* _Reading passage_
◇ ◇ ◇
The following bug has been logged online:
Bug reference: 4362
Logged by: Andrej Podzimek
Email address: andrej@podzimek.org
PostgreSQL version: 8.3
Operating system: Linux
Description: Casts from base types to composite types don't work.
Details:
CREATE TYPE pxgt_xid AS (xid bigint, xname text);
CREATE FUNCTION pxgt_xid(text) RETURNS pxgt_xid AS
$BODY$ select cast ( null as bigint ), $1; $BODY$
LANGUAGE 'sql' IMMUTABLE;
CREATE CAST (text AS pxgt_xid) WITH FUNCTION pxgt_xid(bigint) AS IMPLICIT;
select cast (text 'blabla' as pxgt_xid);
ERROR: malformed record literal: "blabla"
DETAIL: Missing left parenthesis.
When I create a similar cast for bigint->pxgt_xid, it seems to work. But in
fact an implicit cast works here, not the defined one... So as long as the
first field is a bigint, a default cast is used and the second field is just
set to null automatically. So implicit casts bigint->pxgt_xid and
(bigint)->pxgt_xid (with bigint in a simple record) work fine. But the cast
defined above is simply ignored.
AFAIK, the documentation does not mention that casts between base and
composite types are discouraged, prohibited or impossible.
Theoretically, it should be possible to create a function that accepts the
type pxgt_xid, which contains either a text or a numeric identifier. By
adding just one "is null" condition, one could have the code for both
identifier types in one function, without function overloading. That would
be great ... if the implicit cast above worked.
◇ ◇ ◇
* _What you should do_
Write out the PostgreSQL bug report starting with "DETAIL: Missing left" and going on through "prohibited or impossible.", swapping out "documentation" and putting "manual" in its place. The material after this has no connection to the PostgreSQL bug report.

* _Given information_
◇ ◇ ◇
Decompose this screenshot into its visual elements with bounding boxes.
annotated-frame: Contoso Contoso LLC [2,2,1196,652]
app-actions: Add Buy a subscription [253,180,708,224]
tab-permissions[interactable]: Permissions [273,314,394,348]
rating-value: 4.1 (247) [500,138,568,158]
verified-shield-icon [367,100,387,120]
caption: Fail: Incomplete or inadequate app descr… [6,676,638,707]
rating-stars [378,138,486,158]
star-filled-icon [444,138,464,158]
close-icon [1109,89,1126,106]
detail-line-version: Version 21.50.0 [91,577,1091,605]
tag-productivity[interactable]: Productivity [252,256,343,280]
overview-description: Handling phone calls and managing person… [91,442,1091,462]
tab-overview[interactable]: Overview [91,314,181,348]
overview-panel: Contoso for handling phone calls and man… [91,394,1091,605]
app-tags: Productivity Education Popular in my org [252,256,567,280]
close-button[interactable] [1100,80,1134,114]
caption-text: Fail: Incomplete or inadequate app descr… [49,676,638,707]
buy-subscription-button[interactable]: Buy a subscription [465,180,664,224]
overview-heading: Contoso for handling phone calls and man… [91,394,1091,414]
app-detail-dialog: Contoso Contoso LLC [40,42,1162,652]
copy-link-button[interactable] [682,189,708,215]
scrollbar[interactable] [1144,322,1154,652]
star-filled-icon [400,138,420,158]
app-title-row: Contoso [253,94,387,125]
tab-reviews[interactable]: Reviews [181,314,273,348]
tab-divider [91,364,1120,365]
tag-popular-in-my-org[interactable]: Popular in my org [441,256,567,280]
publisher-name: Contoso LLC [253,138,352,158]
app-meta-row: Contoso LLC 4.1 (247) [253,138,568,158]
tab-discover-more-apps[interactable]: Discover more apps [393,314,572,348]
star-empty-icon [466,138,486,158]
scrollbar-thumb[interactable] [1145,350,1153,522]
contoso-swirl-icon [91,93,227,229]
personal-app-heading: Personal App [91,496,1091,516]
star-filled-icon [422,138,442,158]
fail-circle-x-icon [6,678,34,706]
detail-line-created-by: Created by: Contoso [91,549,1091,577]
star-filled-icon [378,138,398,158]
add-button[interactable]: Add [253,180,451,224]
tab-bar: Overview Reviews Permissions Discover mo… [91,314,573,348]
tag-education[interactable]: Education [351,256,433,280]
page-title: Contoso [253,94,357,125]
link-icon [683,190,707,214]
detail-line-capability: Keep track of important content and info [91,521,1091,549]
◇ ◇ ◇
* _Reply_
DETAIL: Missing left parenthesis.
When I create a similar cast for bigint->pxgt_xid, it seems to work. But in
fact an implicit cast works here, not the defined one... So as long as the
first field is a bigint, a default cast is used and the second field is just
set to null automatically. So implicit casts bigint->pxgt_xid and
(bigint)->pxgt_xid (with bigint in a simple record) work fine. But the cast
defined above is simply ignored.
AFAIK, the manual does not mention that casts between base and
composite types are discouraged, prohibited or impossible.